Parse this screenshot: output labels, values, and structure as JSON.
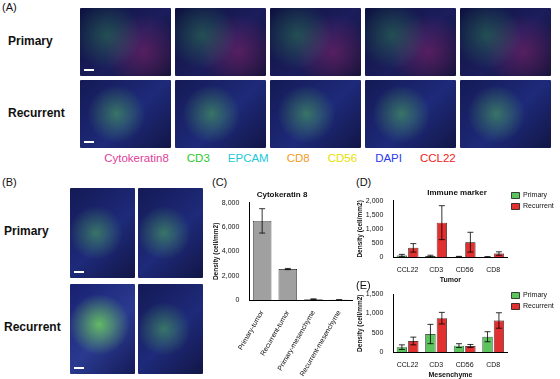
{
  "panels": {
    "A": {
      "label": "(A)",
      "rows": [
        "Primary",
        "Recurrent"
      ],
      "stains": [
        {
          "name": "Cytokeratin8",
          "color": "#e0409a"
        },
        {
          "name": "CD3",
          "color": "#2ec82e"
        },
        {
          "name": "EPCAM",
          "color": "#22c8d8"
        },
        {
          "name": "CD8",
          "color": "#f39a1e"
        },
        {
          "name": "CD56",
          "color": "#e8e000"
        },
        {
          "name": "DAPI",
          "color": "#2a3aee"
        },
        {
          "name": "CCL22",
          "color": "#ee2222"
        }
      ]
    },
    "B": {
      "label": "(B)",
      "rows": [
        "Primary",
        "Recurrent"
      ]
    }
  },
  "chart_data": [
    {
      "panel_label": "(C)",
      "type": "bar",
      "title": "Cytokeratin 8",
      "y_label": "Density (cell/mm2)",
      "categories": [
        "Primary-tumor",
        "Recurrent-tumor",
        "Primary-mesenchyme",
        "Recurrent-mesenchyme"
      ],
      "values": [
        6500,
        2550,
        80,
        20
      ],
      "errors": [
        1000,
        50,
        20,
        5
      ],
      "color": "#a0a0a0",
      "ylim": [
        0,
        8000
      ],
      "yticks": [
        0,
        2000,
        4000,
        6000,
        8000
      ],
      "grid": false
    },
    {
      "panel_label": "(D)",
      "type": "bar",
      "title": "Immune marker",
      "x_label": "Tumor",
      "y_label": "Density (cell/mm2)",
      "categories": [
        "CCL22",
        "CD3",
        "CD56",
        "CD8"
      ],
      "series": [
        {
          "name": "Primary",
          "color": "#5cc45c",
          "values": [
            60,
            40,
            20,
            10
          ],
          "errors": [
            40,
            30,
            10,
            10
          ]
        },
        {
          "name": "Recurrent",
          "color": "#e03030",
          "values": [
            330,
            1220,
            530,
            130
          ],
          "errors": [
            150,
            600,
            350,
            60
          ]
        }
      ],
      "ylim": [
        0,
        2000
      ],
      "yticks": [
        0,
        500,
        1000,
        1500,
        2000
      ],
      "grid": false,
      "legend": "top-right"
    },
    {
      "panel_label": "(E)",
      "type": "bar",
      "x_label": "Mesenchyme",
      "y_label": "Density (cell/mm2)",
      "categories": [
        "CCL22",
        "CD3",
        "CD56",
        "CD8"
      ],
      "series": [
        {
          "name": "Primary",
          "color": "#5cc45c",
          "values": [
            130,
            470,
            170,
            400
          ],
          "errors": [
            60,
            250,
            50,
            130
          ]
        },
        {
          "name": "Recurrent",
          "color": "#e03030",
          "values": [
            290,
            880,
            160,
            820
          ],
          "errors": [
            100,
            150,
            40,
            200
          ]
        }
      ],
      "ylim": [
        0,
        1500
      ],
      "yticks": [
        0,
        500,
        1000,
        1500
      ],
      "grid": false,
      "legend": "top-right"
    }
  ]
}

...

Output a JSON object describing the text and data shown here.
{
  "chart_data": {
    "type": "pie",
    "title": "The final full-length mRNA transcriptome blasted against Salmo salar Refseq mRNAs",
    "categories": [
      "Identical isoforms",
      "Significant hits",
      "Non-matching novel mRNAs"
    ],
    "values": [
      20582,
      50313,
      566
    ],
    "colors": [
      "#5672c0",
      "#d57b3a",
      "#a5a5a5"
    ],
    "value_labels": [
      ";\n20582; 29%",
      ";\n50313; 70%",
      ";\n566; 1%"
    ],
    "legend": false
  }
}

What you are asked to do →
Find each line in the records holding the string "mRNAs" and show it.

Result of this exercise →
    "title": "The final full-length mRNA transcriptome blasted against Salmo salar Refseq mRNAs",
      "Non-matching novel mRNAs"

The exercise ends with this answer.